(Saved data entries)
((

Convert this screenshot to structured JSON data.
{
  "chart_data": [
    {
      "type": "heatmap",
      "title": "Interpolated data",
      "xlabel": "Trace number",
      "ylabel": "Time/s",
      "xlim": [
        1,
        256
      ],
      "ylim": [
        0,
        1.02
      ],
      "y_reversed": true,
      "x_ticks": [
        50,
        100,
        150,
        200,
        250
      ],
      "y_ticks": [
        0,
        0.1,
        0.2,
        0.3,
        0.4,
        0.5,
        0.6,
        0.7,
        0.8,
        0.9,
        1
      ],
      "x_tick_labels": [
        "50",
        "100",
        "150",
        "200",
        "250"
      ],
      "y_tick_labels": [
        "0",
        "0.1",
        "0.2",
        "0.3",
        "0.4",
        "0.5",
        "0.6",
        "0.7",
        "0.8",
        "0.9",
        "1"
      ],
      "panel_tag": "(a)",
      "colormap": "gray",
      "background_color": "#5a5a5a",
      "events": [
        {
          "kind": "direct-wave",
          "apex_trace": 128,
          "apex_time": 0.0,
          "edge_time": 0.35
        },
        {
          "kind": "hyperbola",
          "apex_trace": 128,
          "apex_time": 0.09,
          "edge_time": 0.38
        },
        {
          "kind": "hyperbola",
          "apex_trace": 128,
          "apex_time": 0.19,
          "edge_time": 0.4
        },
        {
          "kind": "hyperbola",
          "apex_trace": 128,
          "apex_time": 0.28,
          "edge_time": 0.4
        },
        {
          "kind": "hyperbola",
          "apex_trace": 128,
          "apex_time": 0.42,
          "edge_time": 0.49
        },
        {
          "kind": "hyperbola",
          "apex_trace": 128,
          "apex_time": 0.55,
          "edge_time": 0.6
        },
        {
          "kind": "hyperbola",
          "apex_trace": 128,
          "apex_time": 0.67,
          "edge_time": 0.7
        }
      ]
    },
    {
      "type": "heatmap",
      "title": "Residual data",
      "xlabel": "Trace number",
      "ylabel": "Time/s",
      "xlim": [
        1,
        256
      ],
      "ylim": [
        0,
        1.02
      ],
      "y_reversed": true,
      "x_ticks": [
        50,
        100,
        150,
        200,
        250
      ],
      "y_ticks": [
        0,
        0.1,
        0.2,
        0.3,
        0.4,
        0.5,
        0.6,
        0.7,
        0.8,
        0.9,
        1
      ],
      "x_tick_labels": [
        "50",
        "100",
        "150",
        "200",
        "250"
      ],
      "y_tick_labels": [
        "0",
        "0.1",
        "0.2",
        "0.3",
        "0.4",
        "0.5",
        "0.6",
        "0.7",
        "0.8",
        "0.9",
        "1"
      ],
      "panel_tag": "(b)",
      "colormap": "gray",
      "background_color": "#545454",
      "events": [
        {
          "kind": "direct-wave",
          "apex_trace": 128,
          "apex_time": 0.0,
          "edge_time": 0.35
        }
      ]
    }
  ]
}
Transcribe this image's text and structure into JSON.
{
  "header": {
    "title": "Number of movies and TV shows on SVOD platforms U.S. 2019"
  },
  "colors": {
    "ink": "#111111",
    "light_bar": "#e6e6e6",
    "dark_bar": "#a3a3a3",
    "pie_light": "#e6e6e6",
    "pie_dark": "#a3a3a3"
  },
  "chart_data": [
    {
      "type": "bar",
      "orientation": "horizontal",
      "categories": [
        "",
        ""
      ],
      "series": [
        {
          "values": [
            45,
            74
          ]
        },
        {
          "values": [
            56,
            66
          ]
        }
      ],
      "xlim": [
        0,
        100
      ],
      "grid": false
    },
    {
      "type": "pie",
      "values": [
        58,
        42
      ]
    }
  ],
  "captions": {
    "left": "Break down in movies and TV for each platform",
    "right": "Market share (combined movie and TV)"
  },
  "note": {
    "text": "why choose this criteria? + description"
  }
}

))

= Aim of the exercise =
All of the lines above need to be given again exactly.

= The response =
Convert this screenshot to structured JSON data.
{
  "chart_data": [
    {
      "type": "heatmap",
      "title": "Interpolated data",
      "xlabel": "Trace number",
      "ylabel": "Time/s",
      "xlim": [
        1,
        256
      ],
      "ylim": [
        0,
        1.02
      ],
      "y_reversed": true,
      "x_ticks": [
        50,
        100,
        150,
        200,
        250
      ],
      "y_ticks": [
        0,
        0.1,
        0.2,
        0.3,
        0.4,
        0.5,
        0.6,
        0.7,
        0.8,
        0.9,
        1
      ],
      "x_tick_labels": [
        "50",
        "100",
        "150",
        "200",
        "250"
      ],
      "y_tick_labels": [
        "0",
        "0.1",
        "0.2",
        "0.3",
        "0.4",
        "0.5",
        "0.6",
        "0.7",
        "0.8",
        "0.9",
        "1"
      ],
      "panel_tag": "(a)",
      "colormap": "gray",
      "background_color": "#5a5a5a",
      "events": [
        {
          "kind": "direct-wave",
          "apex_trace": 128,
          "apex_time": 0.0,
          "edge_time": 0.35
        },
        {
          "kind": "hyperbola",
          "apex_trace": 128,
          "apex_time": 0.09,
          "edge_time": 0.38
        },
        {
          "kind": "hyperbola",
          "apex_trace": 128,
          "apex_time": 0.19,
          "edge_time": 0.4
        },
        {
          "kind": "hyperbola",
          "apex_trace": 128,
          "apex_time": 0.28,
          "edge_time": 0.4
        },
        {
          "kind": "hyperbola",
          "apex_trace": 128,
          "apex_time": 0.42,
          "edge_time": 0.49
        },
        {
          "kind": "hyperbola",
          "apex_trace": 128,
          "apex_time": 0.55,
          "edge_time": 0.6
        },
        {
          "kind": "hyperbola",
          "apex_trace": 128,
          "apex_time": 0.67,
          "edge_time": 0.7
        }
      ]
    },
    {
      "type": "heatmap",
      "title": "Residual data",
      "xlabel": "Trace number",
      "ylabel": "Time/s",
      "xlim": [
        1,
        256
      ],
      "ylim": [
        0,
        1.02
      ],
      "y_reversed": true,
      "x_ticks": [
        50,
        100,
        150,
        200,
        250
      ],
      "y_ticks": [
        0,
        0.1,
        0.2,
        0.3,
        0.4,
        0.5,
        0.6,
        0.7,
        0.8,
        0.9,
        1
      ],
      "x_tick_labels": [
        "50",
        "100",
        "150",
        "200",
        "250"
      ],
      "y_tick_labels": [
        "0",
        "0.1",
        "0.2",
        "0.3",
        "0.4",
        "0.5",
        "0.6",
        "0.7",
        "0.8",
        "0.9",
        "1"
      ],
      "panel_tag": "(b)",
      "colormap": "gray",
      "background_color": "#545454",
      "events": [
        {
          "kind": "direct-wave",
          "apex_trace": 128,
          "apex_time": 0.0,
          "edge_time": 0.35
        }
      ]
    }
  ]
}
Transcribe this image's text and structure into JSON.
{
  "header": {
    "title": "Number of movies and TV shows on SVOD platforms U.S. 2019"
  },
  "colors": {
    "ink": "#111111",
    "light_bar": "#e6e6e6",
    "dark_bar": "#a3a3a3",
    "pie_light": "#e6e6e6",
    "pie_dark": "#a3a3a3"
  },
  "chart_data": [
    {
      "type": "bar",
      "orientation": "horizontal",
      "categories": [
        "",
        ""
      ],
      "series": [
        {
          "values": [
            45,
            74
          ]
        },
        {
          "values": [
            56,
            66
          ]
        }
      ],
      "xlim": [
        0,
        100
      ],
      "grid": false
    },
    {
      "type": "pie",
      "values": [
        58,
        42
      ]
    }
  ],
  "captions": {
    "left": "Break down in movies and TV for each platform",
    "right": "Market share (combined movie and TV)"
  },
  "note": {
    "text": "why choose this criteria? + description"
  }
}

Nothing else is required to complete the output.